*QUOTED PASSAGE:*
..............................
Israeli Prime Minister Benjamin Netanyahu responded tonight to criticisms leveled on Thursday by former President Bill Clinton, who blamed Netanyahu for creating obstacles to a Middle East peace deal.

“The two great tragedies in modern Middle Eastern politics, which make you wonder if God wants Middle East peace or not, were [Yitzhak] Rabin‘s assassination and [Ariel] Sharon‘s stroke,” Clinton said on Thursday, in remarks reported exclusively on The Cable.

Clinton said that Netanyahu moved the goalposts and made reaching a comprehensive peace deal more difficult upon taking office.

“The Israelis always wanted two things that once it turned out they had, it didn’t seem so appealing to Mr. Netanyahu,” Clinton said, referring to what he called fair offers from the Palestinian government and the other Arab nations. “Now that they have those things, they don’t seem so important to this current Israeli government.”

Clinton also said that the Palestinians have offered Netanyahu the same deal the two sides almost agreed to in 2000 at Camp David, but Netanyahu refuses now to accept it.

Netanyahu shot back at Clinton when asked about the remarks in an interview with ABC News.

“I respectfully disagree,” Netanyahu said. “The Palestinians are basically trying to shortcut this. They’re trying to get a state without giving us peace, without giving us security.”

“President Clinton knows very well [that] in 2000 at Camp David … who really made the generous offer and the Palestinians refused to come,” he said. “I’m sure that President Bush can tell you what happened at Camp David a few years later, when another Israeli prime minister made a generous offer, and the Palestinians refused to come.”

When asked if he had moved the goalposts, Netanyahu said, “Not at all.”

Secretary of State Hillary Clinton late on Thursday praised a new statement issued by the Middle East Quartet calling for new negotiations, a statement neither the Israelis nor the Palestinians have endorsed.
..............................
*RECORDED INFORMATION:*
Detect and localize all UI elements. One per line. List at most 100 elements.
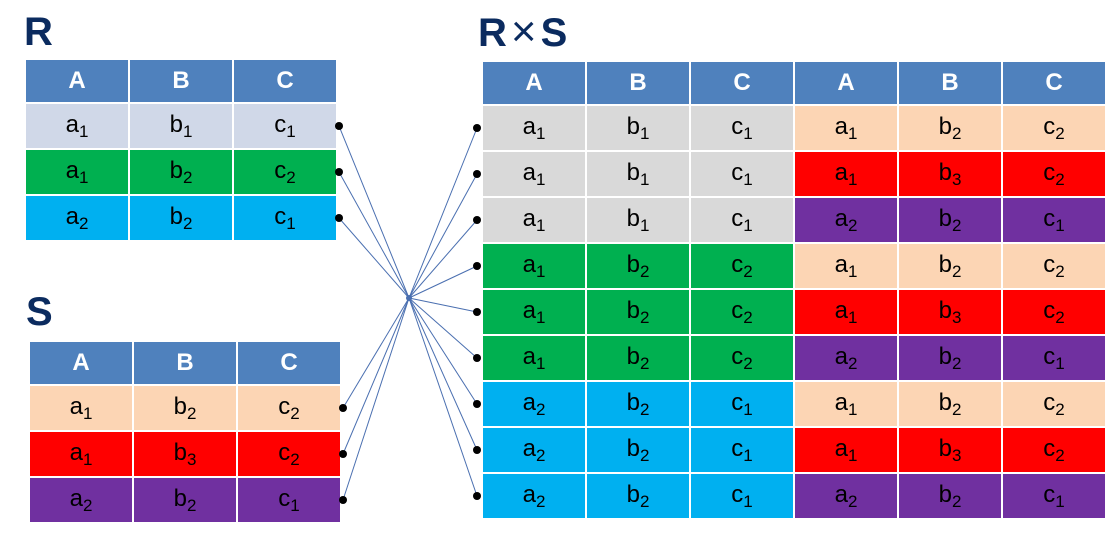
..............................
*DIRECTION:*
From the news report:
(a) Which two events did Bill Clinton call the two great tragedies in modern Middle Eastern politics?
(b) In an interview with which news organization did Netanyahu respond to Clinton's remarks?
(c) What did Secretary of State Hillary Clinton praise late on Thursday?
Use only the news report to answer, not the data.

*WRITTEN ANSWER:*
(a) Yitzhak Rabin's assassination and Ariel Sharon's stroke.
(b) ABC News.
(c) A new statement from the Middle East Quartet calling for new negotiations.